**Instruction**
From the listing below, pull out all lines with "Pembrokeshire" in them.

Part of a data file:
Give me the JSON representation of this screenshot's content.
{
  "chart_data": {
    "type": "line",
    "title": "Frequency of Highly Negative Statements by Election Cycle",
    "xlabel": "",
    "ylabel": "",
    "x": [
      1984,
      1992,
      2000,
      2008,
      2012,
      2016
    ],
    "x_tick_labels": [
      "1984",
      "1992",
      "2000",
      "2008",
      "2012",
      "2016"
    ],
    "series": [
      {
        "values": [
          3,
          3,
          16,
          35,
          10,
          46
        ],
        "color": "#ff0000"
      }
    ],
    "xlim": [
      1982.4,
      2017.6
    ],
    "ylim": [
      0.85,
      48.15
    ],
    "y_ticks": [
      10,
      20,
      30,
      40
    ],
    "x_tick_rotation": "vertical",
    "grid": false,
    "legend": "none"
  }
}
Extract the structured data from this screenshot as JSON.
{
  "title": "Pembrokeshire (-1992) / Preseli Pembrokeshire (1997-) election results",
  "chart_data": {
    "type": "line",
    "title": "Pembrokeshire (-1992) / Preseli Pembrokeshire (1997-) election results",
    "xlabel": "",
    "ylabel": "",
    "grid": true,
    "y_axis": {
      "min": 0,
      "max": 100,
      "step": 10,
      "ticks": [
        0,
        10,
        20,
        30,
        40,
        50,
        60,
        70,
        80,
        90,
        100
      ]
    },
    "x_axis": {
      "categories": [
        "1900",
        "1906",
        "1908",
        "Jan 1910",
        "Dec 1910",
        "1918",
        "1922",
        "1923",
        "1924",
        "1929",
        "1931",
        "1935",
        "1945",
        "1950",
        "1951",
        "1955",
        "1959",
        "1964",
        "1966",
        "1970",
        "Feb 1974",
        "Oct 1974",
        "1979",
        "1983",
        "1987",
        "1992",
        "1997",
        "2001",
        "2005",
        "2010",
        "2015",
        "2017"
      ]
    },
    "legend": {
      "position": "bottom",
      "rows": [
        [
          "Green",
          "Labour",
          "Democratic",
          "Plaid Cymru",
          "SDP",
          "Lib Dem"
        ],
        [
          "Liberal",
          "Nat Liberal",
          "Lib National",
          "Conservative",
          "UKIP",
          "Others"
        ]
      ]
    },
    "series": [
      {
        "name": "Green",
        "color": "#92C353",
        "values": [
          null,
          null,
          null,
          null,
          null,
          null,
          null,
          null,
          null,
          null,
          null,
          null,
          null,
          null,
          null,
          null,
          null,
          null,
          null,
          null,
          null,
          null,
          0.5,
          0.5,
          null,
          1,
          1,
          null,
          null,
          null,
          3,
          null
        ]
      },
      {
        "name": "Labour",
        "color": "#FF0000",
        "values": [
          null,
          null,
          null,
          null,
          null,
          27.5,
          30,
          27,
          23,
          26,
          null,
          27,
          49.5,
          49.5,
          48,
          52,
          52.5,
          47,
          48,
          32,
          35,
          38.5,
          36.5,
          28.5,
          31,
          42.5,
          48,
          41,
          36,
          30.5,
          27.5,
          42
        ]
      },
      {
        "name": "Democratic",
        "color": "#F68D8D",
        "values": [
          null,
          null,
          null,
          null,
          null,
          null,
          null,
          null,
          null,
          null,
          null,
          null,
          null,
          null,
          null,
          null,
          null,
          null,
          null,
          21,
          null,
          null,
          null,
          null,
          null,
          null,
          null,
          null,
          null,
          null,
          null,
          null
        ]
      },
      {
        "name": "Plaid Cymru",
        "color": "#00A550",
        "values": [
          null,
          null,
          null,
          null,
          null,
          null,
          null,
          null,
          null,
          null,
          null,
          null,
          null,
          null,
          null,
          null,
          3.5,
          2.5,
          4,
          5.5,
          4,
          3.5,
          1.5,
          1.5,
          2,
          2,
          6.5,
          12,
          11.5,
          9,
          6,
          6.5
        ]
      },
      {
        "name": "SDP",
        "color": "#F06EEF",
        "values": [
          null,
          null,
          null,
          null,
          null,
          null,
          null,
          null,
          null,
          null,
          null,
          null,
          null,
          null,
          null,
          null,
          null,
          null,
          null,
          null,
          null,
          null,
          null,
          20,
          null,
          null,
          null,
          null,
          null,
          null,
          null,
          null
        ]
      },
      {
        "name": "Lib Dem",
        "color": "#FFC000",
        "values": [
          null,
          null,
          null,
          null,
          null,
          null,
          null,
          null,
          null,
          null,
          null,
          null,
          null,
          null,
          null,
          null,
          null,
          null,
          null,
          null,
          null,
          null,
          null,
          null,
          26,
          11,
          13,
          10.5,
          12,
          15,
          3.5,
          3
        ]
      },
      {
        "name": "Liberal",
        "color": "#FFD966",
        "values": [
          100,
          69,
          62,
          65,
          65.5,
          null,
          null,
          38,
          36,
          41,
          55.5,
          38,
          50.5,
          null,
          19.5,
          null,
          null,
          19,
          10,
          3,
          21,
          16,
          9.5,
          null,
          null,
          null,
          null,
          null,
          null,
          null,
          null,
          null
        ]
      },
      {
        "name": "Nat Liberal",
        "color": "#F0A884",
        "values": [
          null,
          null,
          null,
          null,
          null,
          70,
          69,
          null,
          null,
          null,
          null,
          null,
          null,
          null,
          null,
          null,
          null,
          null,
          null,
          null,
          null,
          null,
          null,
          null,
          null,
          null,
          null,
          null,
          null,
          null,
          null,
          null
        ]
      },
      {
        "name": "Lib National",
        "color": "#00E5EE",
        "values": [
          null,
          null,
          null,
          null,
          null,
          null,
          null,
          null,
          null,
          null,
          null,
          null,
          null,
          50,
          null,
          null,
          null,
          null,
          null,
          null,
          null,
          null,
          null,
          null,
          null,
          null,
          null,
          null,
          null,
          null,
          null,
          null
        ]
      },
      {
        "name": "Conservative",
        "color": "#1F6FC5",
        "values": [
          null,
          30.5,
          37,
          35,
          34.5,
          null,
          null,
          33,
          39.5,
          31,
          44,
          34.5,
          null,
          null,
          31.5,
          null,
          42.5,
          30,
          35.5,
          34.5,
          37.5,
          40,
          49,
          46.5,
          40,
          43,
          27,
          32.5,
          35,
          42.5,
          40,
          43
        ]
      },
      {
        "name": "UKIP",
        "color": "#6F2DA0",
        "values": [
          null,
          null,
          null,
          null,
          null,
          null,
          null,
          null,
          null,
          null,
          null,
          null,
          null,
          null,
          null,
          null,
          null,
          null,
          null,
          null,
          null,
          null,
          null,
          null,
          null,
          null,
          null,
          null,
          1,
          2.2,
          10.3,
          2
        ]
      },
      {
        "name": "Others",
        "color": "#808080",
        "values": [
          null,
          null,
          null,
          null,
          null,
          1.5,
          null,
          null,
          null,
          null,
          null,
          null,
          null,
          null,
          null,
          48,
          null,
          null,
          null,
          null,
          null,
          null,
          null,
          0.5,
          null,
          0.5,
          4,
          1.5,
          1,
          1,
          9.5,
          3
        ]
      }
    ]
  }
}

**Result of the task**
  "title": "Pembrokeshire (-1992) / Preseli Pembrokeshire (1997-) election results",
    "title": "Pembrokeshire (-1992) / Preseli Pembrokeshire (1997-) election results",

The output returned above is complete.